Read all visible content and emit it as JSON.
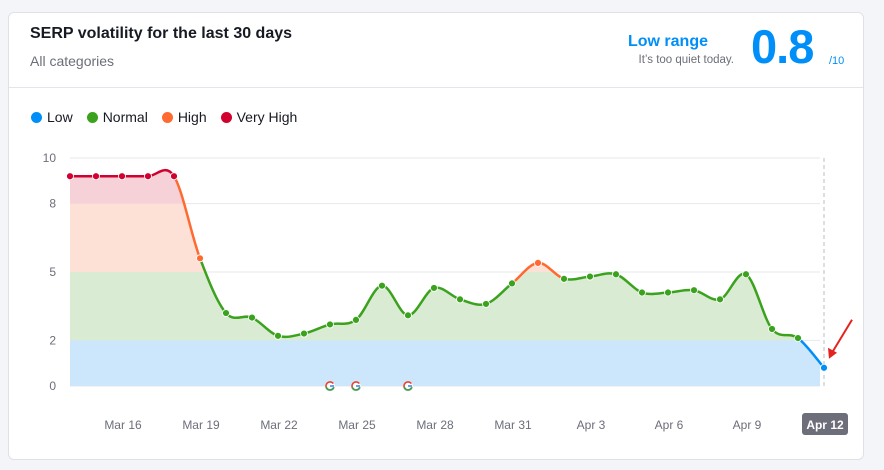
{
  "header": {
    "title": "SERP volatility for the last 30 days",
    "subtitle": "All categories",
    "range_label": "Low range",
    "range_desc": "It’s too quiet today.",
    "score": "0.8",
    "score_max": "/10"
  },
  "legend": [
    {
      "label": "Low",
      "color": "#008ff8"
    },
    {
      "label": "Normal",
      "color": "#3ba21e"
    },
    {
      "label": "High",
      "color": "#ff6a30"
    },
    {
      "label": "Very High",
      "color": "#d1002f"
    }
  ],
  "chart_data": {
    "type": "line",
    "title": "SERP volatility for the last 30 days",
    "ylim": [
      0,
      10
    ],
    "yticks": [
      0,
      2,
      5,
      8,
      10
    ],
    "x_labels": [
      "Mar 16",
      "Mar 19",
      "Mar 22",
      "Mar 25",
      "Mar 28",
      "Mar 31",
      "Apr 3",
      "Apr 6",
      "Apr 9",
      "Apr 12"
    ],
    "highlight_label": "Apr 12",
    "bands": [
      {
        "level": "Low",
        "from": 0,
        "to": 2,
        "color": "#cce6fb"
      },
      {
        "level": "Normal",
        "from": 2,
        "to": 5,
        "color": "#d9ecd3"
      },
      {
        "level": "High",
        "from": 5,
        "to": 8,
        "color": "#fde0d6"
      },
      {
        "level": "Very High",
        "from": 8,
        "to": 10,
        "color": "#f6d1d8"
      }
    ],
    "series": [
      {
        "name": "Volatility",
        "x": [
          "Mar 14",
          "Mar 15",
          "Mar 16",
          "Mar 17",
          "Mar 18",
          "Mar 19",
          "Mar 20",
          "Mar 21",
          "Mar 22",
          "Mar 23",
          "Mar 24",
          "Mar 25",
          "Mar 26",
          "Mar 27",
          "Mar 28",
          "Mar 29",
          "Mar 30",
          "Mar 31",
          "Apr 1",
          "Apr 2",
          "Apr 3",
          "Apr 4",
          "Apr 5",
          "Apr 6",
          "Apr 7",
          "Apr 8",
          "Apr 9",
          "Apr 10",
          "Apr 11",
          "Apr 12"
        ],
        "values": [
          9.2,
          9.2,
          9.2,
          9.2,
          9.2,
          5.6,
          3.2,
          3.0,
          2.2,
          2.3,
          2.7,
          2.9,
          4.4,
          3.1,
          4.3,
          3.8,
          3.6,
          4.5,
          5.4,
          4.7,
          4.8,
          4.9,
          4.1,
          4.1,
          4.2,
          3.8,
          4.9,
          2.5,
          2.1,
          0.8
        ]
      }
    ],
    "google_update_markers": [
      "Mar 24",
      "Mar 25",
      "Mar 27"
    ]
  }
}
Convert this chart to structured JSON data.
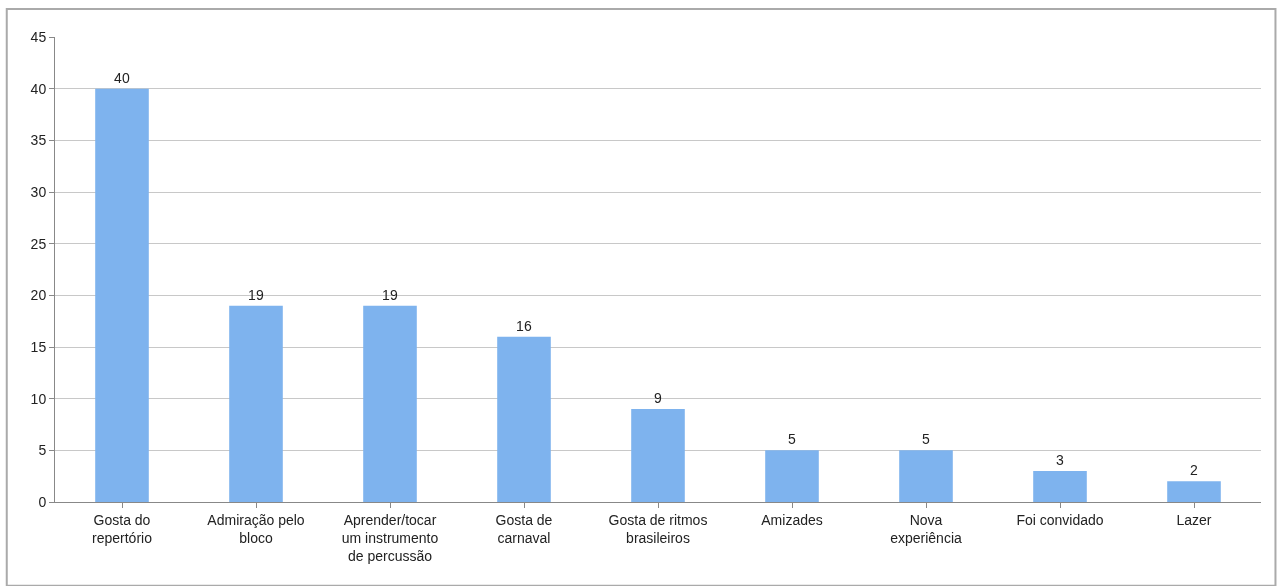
{
  "chart_data": {
    "type": "bar",
    "categories": [
      "Gosta do\nrepertório",
      "Admiração pelo\nbloco",
      "Aprender/tocar\num instrumento\nde percussão",
      "Gosta de\ncarnaval",
      "Gosta de ritmos\nbrasileiros",
      "Amizades",
      "Nova\nexperiência",
      "Foi convidado",
      "Lazer"
    ],
    "values": [
      40,
      19,
      19,
      16,
      9,
      5,
      5,
      3,
      2
    ],
    "color": "#7eb3ee",
    "ylim": [
      0,
      45
    ],
    "yticks": [
      0,
      5,
      10,
      15,
      20,
      25,
      30,
      35,
      40,
      45
    ],
    "grid": "y",
    "data_labels": true,
    "legend": false
  }
}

________

## WHAT YOU SHOULD DO
Return the listing above in full and without alteration, excluding its pictures.

## PROBLEM SOLUTION
Read all visible content and emit it as JSON.
{
  "header": {
    "title": "SERP volatility for the last 30 days",
    "subtitle": "All categories",
    "range_label": "Low range",
    "range_desc": "It’s too quiet today.",
    "score": "0.8",
    "score_max": "/10"
  },
  "legend": [
    {
      "label": "Low",
      "color": "#008ff8"
    },
    {
      "label": "Normal",
      "color": "#3ba21e"
    },
    {
      "label": "High",
      "color": "#ff6a30"
    },
    {
      "label": "Very High",
      "color": "#d1002f"
    }
  ],
  "chart_data": {
    "type": "line",
    "title": "SERP volatility for the last 30 days",
    "ylim": [
      0,
      10
    ],
    "yticks": [
      0,
      2,
      5,
      8,
      10
    ],
    "x_labels": [
      "Mar 16",
      "Mar 19",
      "Mar 22",
      "Mar 25",
      "Mar 28",
      "Mar 31",
      "Apr 3",
      "Apr 6",
      "Apr 9",
      "Apr 12"
    ],
    "highlight_label": "Apr 12",
    "bands": [
      {
        "level": "Low",
        "from": 0,
        "to": 2,
        "color": "#cce6fb"
      },
      {
        "level": "Normal",
        "from": 2,
        "to": 5,
        "color": "#d9ecd3"
      },
      {
        "level": "High",
        "from": 5,
        "to": 8,
        "color": "#fde0d6"
      },
      {
        "level": "Very High",
        "from": 8,
        "to": 10,
        "color": "#f6d1d8"
      }
    ],
    "series": [
      {
        "name": "Volatility",
        "x": [
          "Mar 14",
          "Mar 15",
          "Mar 16",
          "Mar 17",
          "Mar 18",
          "Mar 19",
          "Mar 20",
          "Mar 21",
          "Mar 22",
          "Mar 23",
          "Mar 24",
          "Mar 25",
          "Mar 26",
          "Mar 27",
          "Mar 28",
          "Mar 29",
          "Mar 30",
          "Mar 31",
          "Apr 1",
          "Apr 2",
          "Apr 3",
          "Apr 4",
          "Apr 5",
          "Apr 6",
          "Apr 7",
          "Apr 8",
          "Apr 9",
          "Apr 10",
          "Apr 11",
          "Apr 12"
        ],
        "values": [
          9.2,
          9.2,
          9.2,
          9.2,
          9.2,
          5.6,
          3.2,
          3.0,
          2.2,
          2.3,
          2.7,
          2.9,
          4.4,
          3.1,
          4.3,
          3.8,
          3.6,
          4.5,
          5.4,
          4.7,
          4.8,
          4.9,
          4.1,
          4.1,
          4.2,
          3.8,
          4.9,
          2.5,
          2.1,
          0.8
        ]
      }
    ],
    "google_update_markers": [
      "Mar 24",
      "Mar 25",
      "Mar 27"
    ]
  }
}
Convert this chart to structured JSON data.
{
  "chart_data": {
    "type": "bar",
    "categories": [
      "Gosta do\nrepertório",
      "Admiração pelo\nbloco",
      "Aprender/tocar\num instrumento\nde percussão",
      "Gosta de\ncarnaval",
      "Gosta de ritmos\nbrasileiros",
      "Amizades",
      "Nova\nexperiência",
      "Foi convidado",
      "Lazer"
    ],
    "values": [
      40,
      19,
      19,
      16,
      9,
      5,
      5,
      3,
      2
    ],
    "color": "#7eb3ee",
    "ylim": [
      0,
      45
    ],
    "yticks": [
      0,
      5,
      10,
      15,
      20,
      25,
      30,
      35,
      40,
      45
    ],
    "grid": "y",
    "data_labels": true,
    "legend": false
  }
}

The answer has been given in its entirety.